Set exercise: Scan the data for lines with "parte" and report the count by itself.

[Extracted data entries]
--------------------

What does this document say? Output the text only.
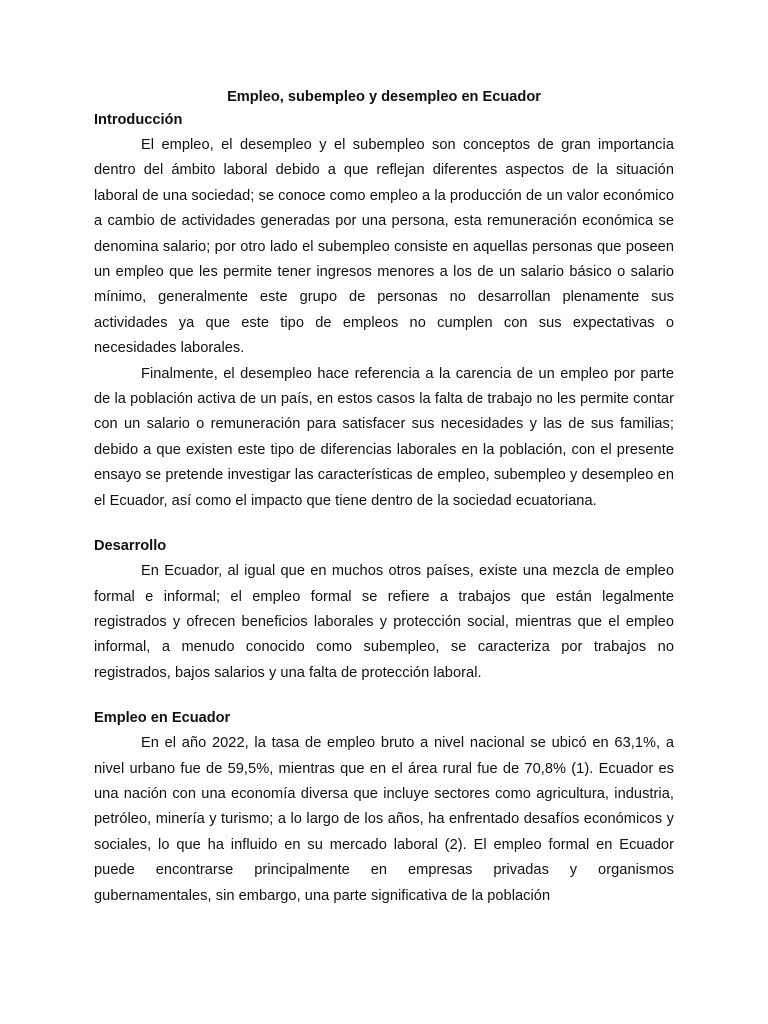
Empleo, subempleo y desempleo en Ecuador

Introducción

El empleo, el desempleo y el subempleo son conceptos de gran importancia dentro del ámbito laboral debido a que reflejan diferentes aspectos de la situación laboral de una sociedad; se conoce como empleo a la producción de un valor económico a cambio de actividades generadas por una persona, esta remuneración económica se denomina salario; por otro lado el subempleo consiste en aquellas personas que poseen un empleo que les permite tener ingresos menores a los de un salario básico o salario mínimo, generalmente este grupo de personas no desarrollan plenamente sus actividades ya que este tipo de empleos no cumplen con sus expectativas o necesidades laborales.

Finalmente, el desempleo hace referencia a la carencia de un empleo por parte de la población activa de un país, en estos casos la falta de trabajo no les permite contar con un salario o remuneración para satisfacer sus necesidades y las de sus familias; debido a que existen este tipo de diferencias laborales en la población, con el presente ensayo se pretende investigar las características de empleo, subempleo y desempleo en el Ecuador, así como el impacto que tiene dentro de la sociedad ecuatoriana.

Desarrollo

En Ecuador, al igual que en muchos otros países, existe una mezcla de empleo formal e informal; el empleo formal se refiere a trabajos que están legalmente registrados y ofrecen beneficios laborales y protección social, mientras que el empleo informal, a menudo conocido como subempleo, se caracteriza por trabajos no registrados, bajos salarios y una falta de protección laboral.

Empleo en Ecuador

En el año 2022, la tasa de empleo bruto a nivel nacional se ubicó en 63,1%, a nivel urbano fue de 59,5%, mientras que en el área rural fue de 70,8% (1). Ecuador es una nación con una economía diversa que incluye sectores como agricultura, industria, petróleo, minería y turismo; a lo largo de los años, ha enfrentado desafíos económicos y sociales, lo que ha influido en su mercado laboral (2). El empleo formal en Ecuador puede encontrarse principalmente en empresas privadas y organismos gubernamentales, sin embargo, una parte significativa de la población
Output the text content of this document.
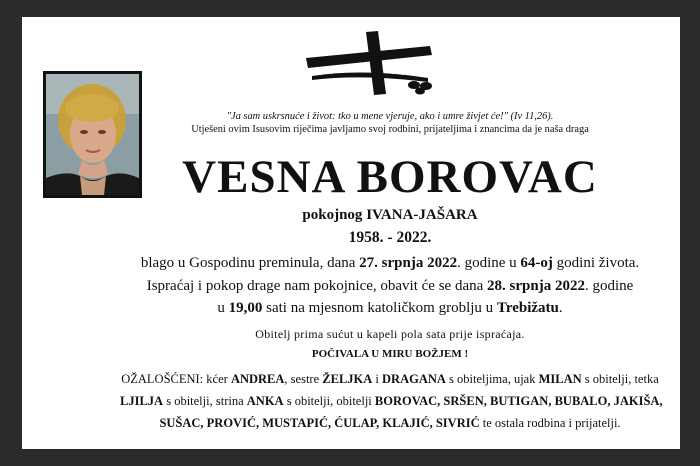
"Ja sam uskrsnuće i život: tko u mene vjeruje, ako i umre živjet će!" (Iv 11,26).
Utješeni ovim Isusovim riječima javljamo svoj rodbini, prijateljima i znancima da je naša draga
VESNA BOROVAC
pokojnog IVANA-JAŠARA
1958. - 2022.
blago u Gospodinu preminula, dana 27. srpnja 2022. godine u 64-oj godini života.
Ispraćaj i pokop drage nam pokojnice, obavit će se dana 28. srpnja 2022. godine
u 19,00 sati na mjesnom katoličkom groblju u Trebižatu.
Obitelj prima sućut u kapeli pola sata prije ispraćaja.
POČIVALA U MIRU BOŽJEM !
OŽALOŠĆENI: kćer ANDREA, sestre ŽELJKA i DRAGANA s obiteljima, ujak MILAN s obitelji, tetka
LJILJA s obitelji, strina ANKA s obitelji, obitelji BOROVAC, SRŠEN, BUTIGAN, BUBALO, JAKIŠA,
SUŠAC, PROVIĆ, MUSTAPIĆ, ĆULAP, KLAJIĆ, SIVRIĆ te ostala rodbina i prijatelji.
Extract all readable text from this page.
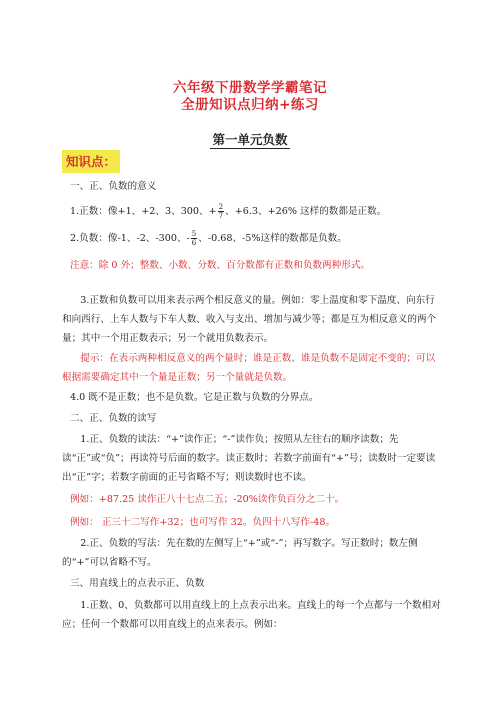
六年级下册数学学霸笔记
全册知识点归纳+练习
第一单元负数
知识点：
一、正、负数的意义
1.正数：像+1、+2、3、300、+ $\frac{2}{7}$ 、+6.3、+26% 这样的数都是正数。
2.负数：像-1、-2、-300、- $\frac{5}{6}$ 、-0.68、-5%这样的数都是负数。
注意：除 0 外；整数、小数、分数、百分数都有正数和负数两种形式。
3.正数和负数可以用来表示两个相反意义的量。例如：零上温度和零下温度、向东行和向西行、上车人数与下车人数、收入与支出、增加与减少等；都是互为相反意义的两个量；其中一个用正数表示；另一个就用负数表示。
提示：在表示两种相反意义的两个量时；谁是正数、谁是负数不是固定不变的；可以根据需要确定其中一个量是正数；另一个量就是负数。
4.0 既不是正数；也不是负数。它是正数与负数的分界点。
二、正、负数的读写
1.正、负数的读法：“+”读作正；“-”读作负；按照从左往右的顺序读数；先读“正”或“负”；再读符号后面的数字。读正数时；若数字前面有“+”号；读数时一定要读出“正”字；若数字前面的正号省略不写；则读数时也不读。
例如：+87.25 读作正八十七点二五；-20%读作负百分之二十。
例如： 正三十二写作+32；也可写作 32。负四十八写作-48。
2.正、负数的写法：先在数的左侧写上“+”或“-”；再写数字。写正数时；数左侧的“+”可以省略不写。
三、用直线上的点表示正、负数
1.正数、0、负数都可以用直线上的上点表示出来。直线上的每一个点都与一个数相对应；任何一个数都可以用直线上的点来表示。例如：
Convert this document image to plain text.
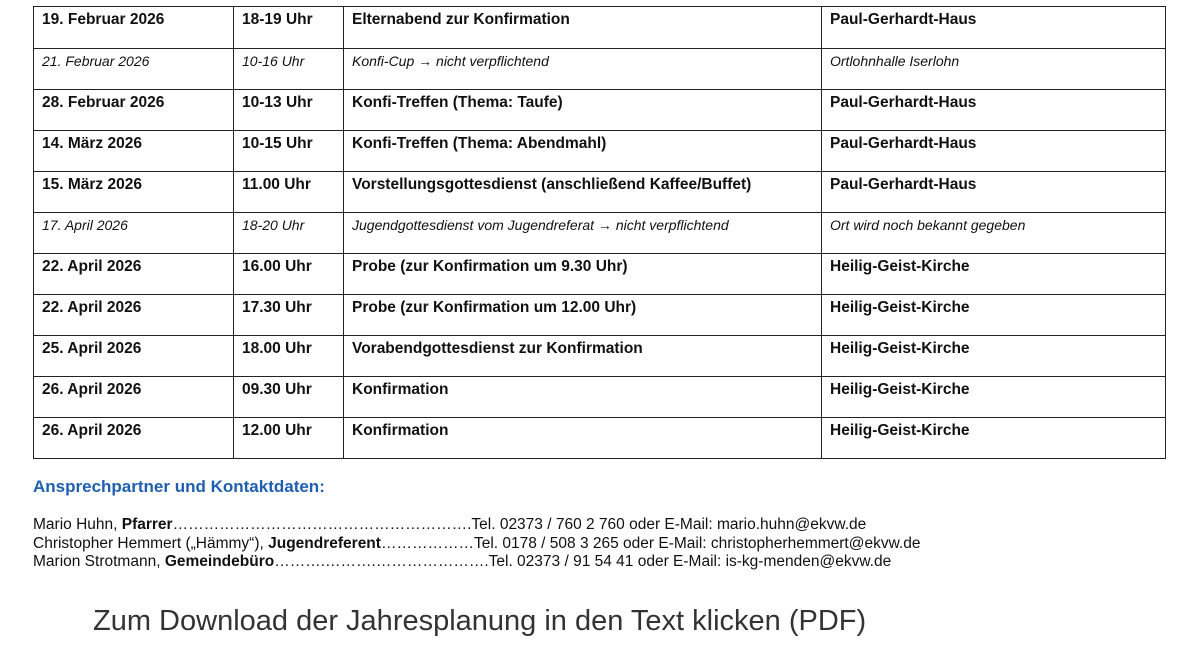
19. Februar 2026	18-19 Uhr	Elternabend zur Konfirmation	Paul-Gerhardt-Haus
21. Februar 2026	10-16 Uhr	Konfi-Cup → nicht verpflichtend	Ortlohnhalle Iserlohn
28. Februar 2026	10-13 Uhr	Konfi-Treffen (Thema: Taufe)	Paul-Gerhardt-Haus
14. März 2026	10-15 Uhr	Konfi-Treffen (Thema: Abendmahl)	Paul-Gerhardt-Haus
15. März 2026	11.00 Uhr	Vorstellungsgottesdienst (anschließend Kaffee/Buffet)	Paul-Gerhardt-Haus
17. April 2026	18-20 Uhr	Jugendgottesdienst vom Jugendreferat → nicht verpflichtend	Ort wird noch bekannt gegeben
22. April 2026	16.00 Uhr	Probe (zur Konfirmation um 9.30 Uhr)	Heilig-Geist-Kirche
22. April 2026	17.30 Uhr	Probe (zur Konfirmation um 12.00 Uhr)	Heilig-Geist-Kirche
25. April 2026	18.00 Uhr	Vorabendgottesdienst zur Konfirmation	Heilig-Geist-Kirche
26. April 2026	09.30 Uhr	Konfirmation	Heilig-Geist-Kirche
26. April 2026	12.00 Uhr	Konfirmation	Heilig-Geist-Kirche
Ansprechpartner und Kontaktdaten:
Mario Huhn, Pfarrer………………………………………………….Tel. 02373 / 760 2 760 oder E-Mail: mario.huhn@ekvw.de
Christopher Hemmert („Hämmy“), Jugendreferent………………Tel. 0178 / 508 3 265 oder E-Mail: christopherhemmert@ekvw.de
Marion Strotmann, Gemeindebüro……….……….………………….Tel. 02373 / 91 54 41 oder E-Mail: is-kg-menden@ekvw.de
Zum Download der Jahresplanung in den Text klicken (PDF)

--------------------

Task answer: 2